• What is required
In your copy, repeat the records exactly and leave out the pictures.

• Dataset items
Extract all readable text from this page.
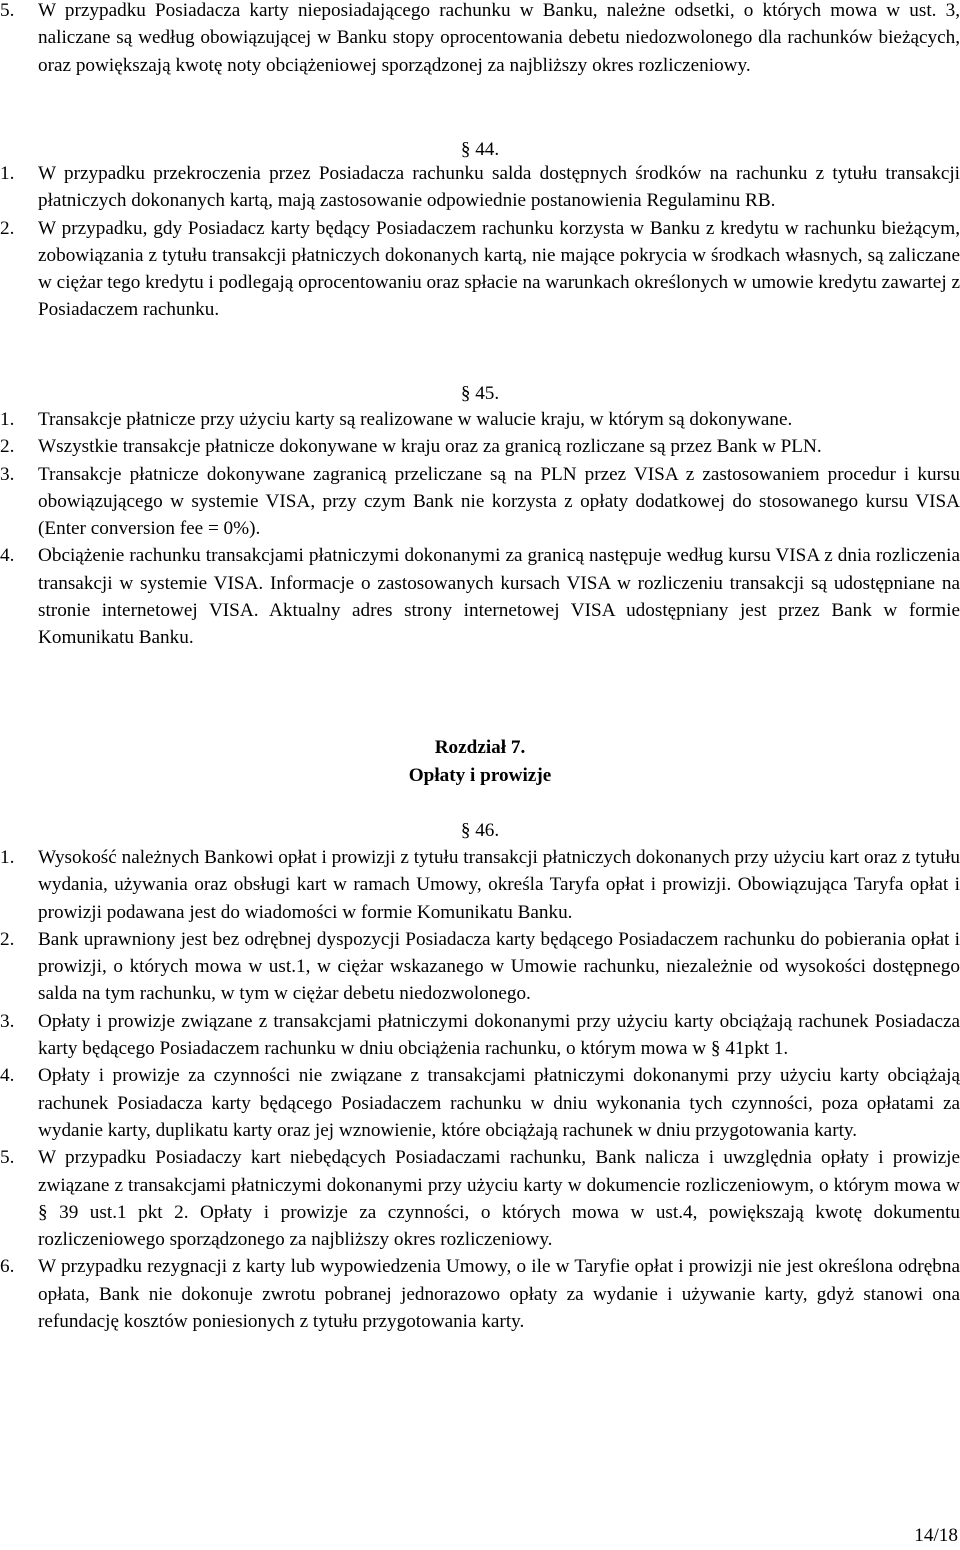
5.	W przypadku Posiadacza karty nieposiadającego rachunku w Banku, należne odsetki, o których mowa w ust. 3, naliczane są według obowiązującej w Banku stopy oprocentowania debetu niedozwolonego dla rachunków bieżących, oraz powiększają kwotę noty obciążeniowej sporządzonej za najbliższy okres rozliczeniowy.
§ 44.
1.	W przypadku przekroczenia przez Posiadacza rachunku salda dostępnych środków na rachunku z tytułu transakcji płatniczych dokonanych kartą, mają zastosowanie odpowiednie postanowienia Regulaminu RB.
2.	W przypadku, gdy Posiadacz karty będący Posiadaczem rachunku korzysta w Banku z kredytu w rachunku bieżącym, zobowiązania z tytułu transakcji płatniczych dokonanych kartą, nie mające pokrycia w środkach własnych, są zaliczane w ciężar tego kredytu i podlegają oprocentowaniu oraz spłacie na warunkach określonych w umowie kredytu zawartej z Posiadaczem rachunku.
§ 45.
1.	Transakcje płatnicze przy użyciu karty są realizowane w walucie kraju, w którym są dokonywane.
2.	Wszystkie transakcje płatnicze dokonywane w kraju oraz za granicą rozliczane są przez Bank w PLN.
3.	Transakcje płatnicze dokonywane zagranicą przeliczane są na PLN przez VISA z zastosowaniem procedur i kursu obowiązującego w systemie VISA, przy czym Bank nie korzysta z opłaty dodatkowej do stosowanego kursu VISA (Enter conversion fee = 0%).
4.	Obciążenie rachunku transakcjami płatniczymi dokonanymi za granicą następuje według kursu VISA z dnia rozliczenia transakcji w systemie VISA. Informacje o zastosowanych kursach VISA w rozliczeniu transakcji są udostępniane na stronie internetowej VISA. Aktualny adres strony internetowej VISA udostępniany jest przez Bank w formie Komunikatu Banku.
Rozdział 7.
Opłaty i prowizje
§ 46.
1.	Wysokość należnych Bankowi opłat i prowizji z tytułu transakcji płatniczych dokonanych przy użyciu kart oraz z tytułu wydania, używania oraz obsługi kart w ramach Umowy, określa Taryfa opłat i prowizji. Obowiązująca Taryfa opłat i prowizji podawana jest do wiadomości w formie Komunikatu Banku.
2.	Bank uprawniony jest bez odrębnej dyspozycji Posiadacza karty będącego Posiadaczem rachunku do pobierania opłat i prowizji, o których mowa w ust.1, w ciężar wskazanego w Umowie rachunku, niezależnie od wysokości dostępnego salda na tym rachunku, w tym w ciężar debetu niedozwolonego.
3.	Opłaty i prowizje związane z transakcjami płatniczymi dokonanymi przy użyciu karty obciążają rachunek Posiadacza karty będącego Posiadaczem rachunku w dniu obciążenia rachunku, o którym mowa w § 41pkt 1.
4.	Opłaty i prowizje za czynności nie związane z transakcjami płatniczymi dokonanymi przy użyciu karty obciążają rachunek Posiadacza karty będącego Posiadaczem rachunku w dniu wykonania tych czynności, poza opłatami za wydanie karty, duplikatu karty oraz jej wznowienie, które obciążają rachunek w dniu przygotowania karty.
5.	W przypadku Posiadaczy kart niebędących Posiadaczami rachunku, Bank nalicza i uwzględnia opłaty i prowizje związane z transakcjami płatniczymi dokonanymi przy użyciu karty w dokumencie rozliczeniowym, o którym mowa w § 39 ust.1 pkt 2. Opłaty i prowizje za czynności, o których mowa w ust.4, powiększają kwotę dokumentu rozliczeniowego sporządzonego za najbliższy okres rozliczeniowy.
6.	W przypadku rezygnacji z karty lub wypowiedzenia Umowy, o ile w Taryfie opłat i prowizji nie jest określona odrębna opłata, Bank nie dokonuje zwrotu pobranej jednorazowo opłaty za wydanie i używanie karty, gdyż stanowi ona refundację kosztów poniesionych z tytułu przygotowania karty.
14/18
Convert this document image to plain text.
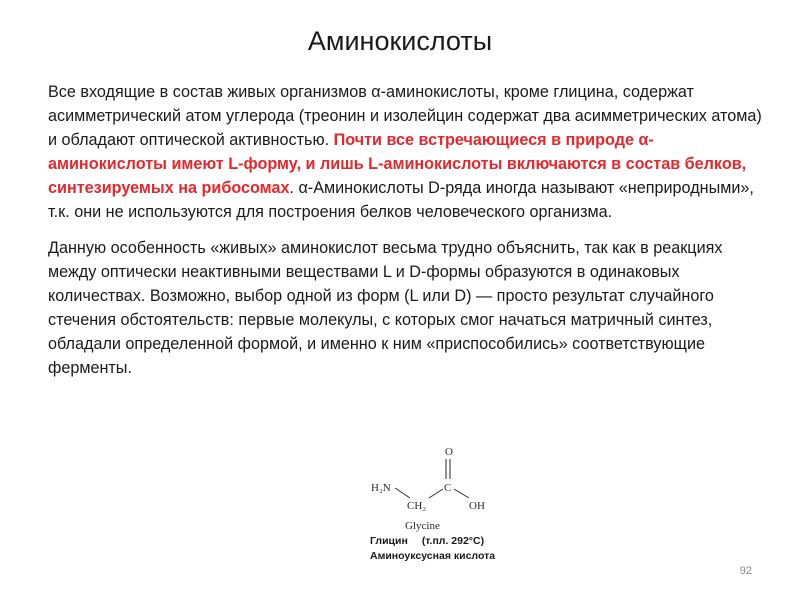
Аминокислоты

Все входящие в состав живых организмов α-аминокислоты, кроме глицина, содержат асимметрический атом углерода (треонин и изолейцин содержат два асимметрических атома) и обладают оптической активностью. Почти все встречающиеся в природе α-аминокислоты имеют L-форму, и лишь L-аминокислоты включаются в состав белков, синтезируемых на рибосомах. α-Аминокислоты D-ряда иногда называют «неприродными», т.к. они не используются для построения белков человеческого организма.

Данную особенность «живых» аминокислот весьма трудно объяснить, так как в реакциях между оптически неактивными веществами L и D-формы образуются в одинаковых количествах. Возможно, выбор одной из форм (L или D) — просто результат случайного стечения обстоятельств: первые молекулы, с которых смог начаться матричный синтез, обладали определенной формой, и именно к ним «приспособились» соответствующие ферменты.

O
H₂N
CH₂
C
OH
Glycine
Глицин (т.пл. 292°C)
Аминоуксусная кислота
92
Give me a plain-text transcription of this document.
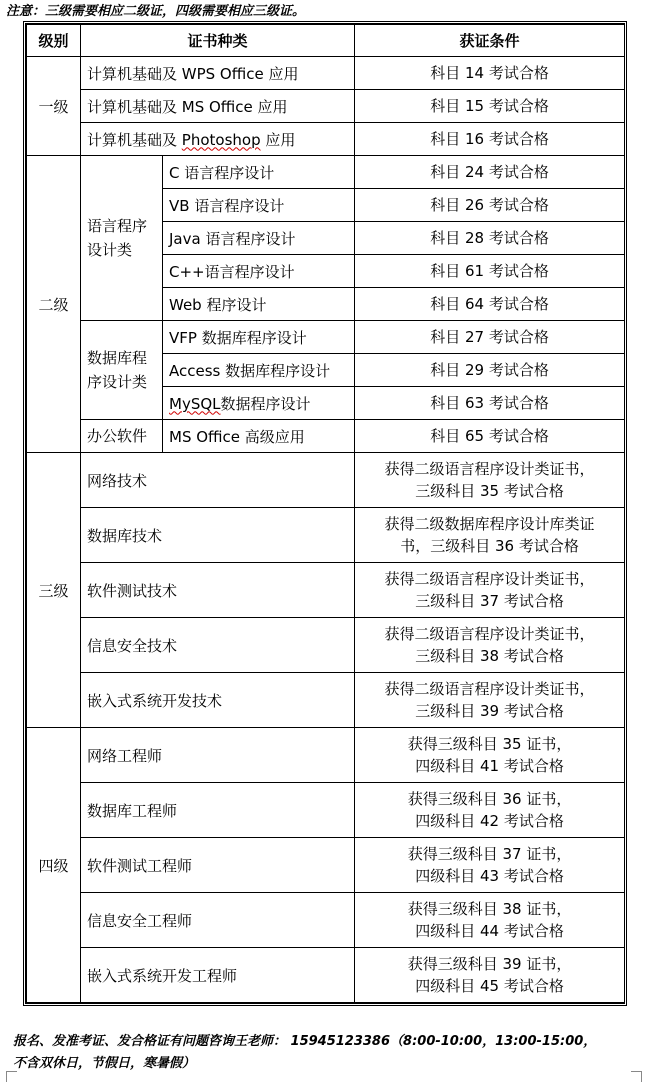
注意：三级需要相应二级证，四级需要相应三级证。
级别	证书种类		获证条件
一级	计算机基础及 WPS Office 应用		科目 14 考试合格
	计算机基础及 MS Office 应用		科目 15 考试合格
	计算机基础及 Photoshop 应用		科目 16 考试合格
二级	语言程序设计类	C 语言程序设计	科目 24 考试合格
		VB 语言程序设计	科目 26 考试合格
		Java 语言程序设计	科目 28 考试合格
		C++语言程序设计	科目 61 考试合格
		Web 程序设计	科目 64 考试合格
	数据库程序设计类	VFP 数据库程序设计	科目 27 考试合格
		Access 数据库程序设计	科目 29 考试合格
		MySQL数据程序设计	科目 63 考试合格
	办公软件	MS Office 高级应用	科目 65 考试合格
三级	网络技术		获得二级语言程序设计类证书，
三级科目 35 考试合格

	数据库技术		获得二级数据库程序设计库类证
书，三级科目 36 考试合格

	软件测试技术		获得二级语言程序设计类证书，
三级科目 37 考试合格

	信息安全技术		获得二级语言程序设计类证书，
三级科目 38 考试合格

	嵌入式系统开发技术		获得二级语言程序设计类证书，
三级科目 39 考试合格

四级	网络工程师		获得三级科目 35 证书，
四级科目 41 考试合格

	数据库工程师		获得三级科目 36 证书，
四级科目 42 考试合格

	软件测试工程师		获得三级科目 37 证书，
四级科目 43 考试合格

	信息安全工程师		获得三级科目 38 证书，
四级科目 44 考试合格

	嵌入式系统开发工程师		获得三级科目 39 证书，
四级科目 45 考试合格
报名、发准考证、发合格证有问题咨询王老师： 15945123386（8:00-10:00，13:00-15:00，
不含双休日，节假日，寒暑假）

• Answer for the task
Extract all readable text from this page.
5.	W przypadku Posiadacza karty nieposiadającego rachunku w Banku, należne odsetki, o których mowa w ust. 3, naliczane są według obowiązującej w Banku stopy oprocentowania debetu niedozwolonego dla rachunków bieżących, oraz powiększają kwotę noty obciążeniowej sporządzonej za najbliższy okres rozliczeniowy.
§ 44.
1.	W przypadku przekroczenia przez Posiadacza rachunku salda dostępnych środków na rachunku z tytułu transakcji płatniczych dokonanych kartą, mają zastosowanie odpowiednie postanowienia Regulaminu RB.
2.	W przypadku, gdy Posiadacz karty będący Posiadaczem rachunku korzysta w Banku z kredytu w rachunku bieżącym, zobowiązania z tytułu transakcji płatniczych dokonanych kartą, nie mające pokrycia w środkach własnych, są zaliczane w ciężar tego kredytu i podlegają oprocentowaniu oraz spłacie na warunkach określonych w umowie kredytu zawartej z Posiadaczem rachunku.
§ 45.
1.	Transakcje płatnicze przy użyciu karty są realizowane w walucie kraju, w którym są dokonywane.
2.	Wszystkie transakcje płatnicze dokonywane w kraju oraz za granicą rozliczane są przez Bank w PLN.
3.	Transakcje płatnicze dokonywane zagranicą przeliczane są na PLN przez VISA z zastosowaniem procedur i kursu obowiązującego w systemie VISA, przy czym Bank nie korzysta z opłaty dodatkowej do stosowanego kursu VISA (Enter conversion fee = 0%).
4.	Obciążenie rachunku transakcjami płatniczymi dokonanymi za granicą następuje według kursu VISA z dnia rozliczenia transakcji w systemie VISA. Informacje o zastosowanych kursach VISA w rozliczeniu transakcji są udostępniane na stronie internetowej VISA. Aktualny adres strony internetowej VISA udostępniany jest przez Bank w formie Komunikatu Banku.
Rozdział 7.
Opłaty i prowizje
§ 46.
1.	Wysokość należnych Bankowi opłat i prowizji z tytułu transakcji płatniczych dokonanych przy użyciu kart oraz z tytułu wydania, używania oraz obsługi kart w ramach Umowy, określa Taryfa opłat i prowizji. Obowiązująca Taryfa opłat i prowizji podawana jest do wiadomości w formie Komunikatu Banku.
2.	Bank uprawniony jest bez odrębnej dyspozycji Posiadacza karty będącego Posiadaczem rachunku do pobierania opłat i prowizji, o których mowa w ust.1, w ciężar wskazanego w Umowie rachunku, niezależnie od wysokości dostępnego salda na tym rachunku, w tym w ciężar debetu niedozwolonego.
3.	Opłaty i prowizje związane z transakcjami płatniczymi dokonanymi przy użyciu karty obciążają rachunek Posiadacza karty będącego Posiadaczem rachunku w dniu obciążenia rachunku, o którym mowa w § 41pkt 1.
4.	Opłaty i prowizje za czynności nie związane z transakcjami płatniczymi dokonanymi przy użyciu karty obciążają rachunek Posiadacza karty będącego Posiadaczem rachunku w dniu wykonania tych czynności, poza opłatami za wydanie karty, duplikatu karty oraz jej wznowienie, które obciążają rachunek w dniu przygotowania karty.
5.	W przypadku Posiadaczy kart niebędących Posiadaczami rachunku, Bank nalicza i uwzględnia opłaty i prowizje związane z transakcjami płatniczymi dokonanymi przy użyciu karty w dokumencie rozliczeniowym, o którym mowa w § 39 ust.1 pkt 2. Opłaty i prowizje za czynności, o których mowa w ust.4, powiększają kwotę dokumentu rozliczeniowego sporządzonego za najbliższy okres rozliczeniowy.
6.	W przypadku rezygnacji z karty lub wypowiedzenia Umowy, o ile w Taryfie opłat i prowizji nie jest określona odrębna opłata, Bank nie dokonuje zwrotu pobranej jednorazowo opłaty za wydanie i używanie karty, gdyż stanowi ona refundację kosztów poniesionych z tytułu przygotowania karty.
14/18
Convert this document image to plain text.
Аминокислоты

Все входящие в состав живых организмов α-аминокислоты, кроме глицина, содержат асимметрический атом углерода (треонин и изолейцин содержат два асимметрических атома) и обладают оптической активностью. Почти все встречающиеся в природе α-аминокислоты имеют L-форму, и лишь L-аминокислоты включаются в состав белков, синтезируемых на рибосомах. α-Аминокислоты D-ряда иногда называют «неприродными», т.к. они не используются для построения белков человеческого организма.

Данную особенность «живых» аминокислот весьма трудно объяснить, так как в реакциях между оптически неактивными веществами L и D-формы образуются в одинаковых количествах. Возможно, выбор одной из форм (L или D) — просто результат случайного стечения обстоятельств: первые молекулы, с которых смог начаться матричный синтез, обладали определенной формой, и именно к ним «приспособились» соответствующие ферменты.

O
H₂N
CH₂
C
OH
Glycine
Глицин (т.пл. 292°C)
Аминоуксусная кислота
92
Give me a plain-text transcription of this document.
注意：三级需要相应二级证，四级需要相应三级证。
级别	证书种类		获证条件
一级	计算机基础及 WPS Office 应用		科目 14 考试合格
	计算机基础及 MS Office 应用		科目 15 考试合格
	计算机基础及 Photoshop 应用		科目 16 考试合格
二级	语言程序设计类	C 语言程序设计	科目 24 考试合格
		VB 语言程序设计	科目 26 考试合格
		Java 语言程序设计	科目 28 考试合格
		C++语言程序设计	科目 61 考试合格
		Web 程序设计	科目 64 考试合格
	数据库程序设计类	VFP 数据库程序设计	科目 27 考试合格
		Access 数据库程序设计	科目 29 考试合格
		MySQL数据程序设计	科目 63 考试合格
	办公软件	MS Office 高级应用	科目 65 考试合格
三级	网络技术		获得二级语言程序设计类证书，
三级科目 35 考试合格

	数据库技术		获得二级数据库程序设计库类证
书，三级科目 36 考试合格

	软件测试技术		获得二级语言程序设计类证书，
三级科目 37 考试合格

	信息安全技术		获得二级语言程序设计类证书，
三级科目 38 考试合格

	嵌入式系统开发技术		获得二级语言程序设计类证书，
三级科目 39 考试合格

四级	网络工程师		获得三级科目 35 证书，
四级科目 41 考试合格

	数据库工程师		获得三级科目 36 证书，
四级科目 42 考试合格

	软件测试工程师		获得三级科目 37 证书，
四级科目 43 考试合格

	信息安全工程师		获得三级科目 38 证书，
四级科目 44 考试合格

	嵌入式系统开发工程师		获得三级科目 39 证书，
四级科目 45 考试合格
报名、发准考证、发合格证有问题咨询王老师： 15945123386（8:00-10:00，13:00-15:00，
不含双休日，节假日，寒暑假）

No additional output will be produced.